▶ AVAILABLE DATA
◆ ◆ ◆
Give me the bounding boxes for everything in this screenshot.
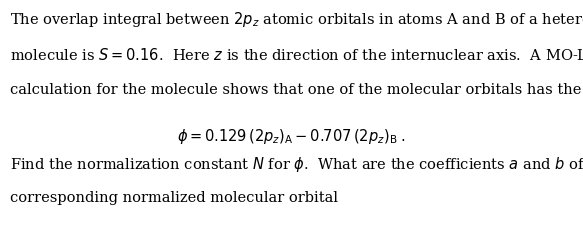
Text: molecule is $S = 0.16$.  Here $z$ is the direction of the internuclear axis.  A : molecule is $S = 0.16$. Here $z$ is the … bbox=[10, 47, 583, 63]
Text: The overlap integral between $2p_z$ atomic orbitals in atoms A and B of a hetero: The overlap integral between $2p_z$ atom… bbox=[10, 10, 583, 30]
Text: corresponding normalized molecular orbital: corresponding normalized molecular orbit… bbox=[10, 191, 339, 205]
Text: Find the normalization constant $N$ for $\phi$.  What are the coefficients $a$ a: Find the normalization constant $N$ for … bbox=[10, 155, 583, 174]
Text: calculation for the molecule shows that one of the molecular orbitals has the fo: calculation for the molecule shows that … bbox=[10, 83, 583, 97]
Text: $\phi = 0.129\,(2p_z)_{\mathrm{A}} - 0.707\,(2p_z)_{\mathrm{B}}\;.$: $\phi = 0.129\,(2p_z)_{\mathrm{A}} - 0.7… bbox=[177, 127, 406, 146]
◆ ◆ ◆
▶ TASK TO CARRY OUT
Copy out, without alteration, every row from the one containing "Text: molecule is" through the final row, both included.

▶ THE COMPLETED TASK
Text: molecule is $S = 0.16$.  Here $z$ is the direction of the internuclear axis.  A : molecule is $S = 0.16$. Here $z$ is the … bbox=[10, 47, 583, 63]
Text: The overlap integral between $2p_z$ atomic orbitals in atoms A and B of a hetero: The overlap integral between $2p_z$ atom… bbox=[10, 10, 583, 30]
Text: corresponding normalized molecular orbital: corresponding normalized molecular orbit… bbox=[10, 191, 339, 205]
Text: Find the normalization constant $N$ for $\phi$.  What are the coefficients $a$ a: Find the normalization constant $N$ for … bbox=[10, 155, 583, 174]
Text: calculation for the molecule shows that one of the molecular orbitals has the fo: calculation for the molecule shows that … bbox=[10, 83, 583, 97]
Text: $\phi = 0.129\,(2p_z)_{\mathrm{A}} - 0.707\,(2p_z)_{\mathrm{B}}\;.$: $\phi = 0.129\,(2p_z)_{\mathrm{A}} - 0.7… bbox=[177, 127, 406, 146]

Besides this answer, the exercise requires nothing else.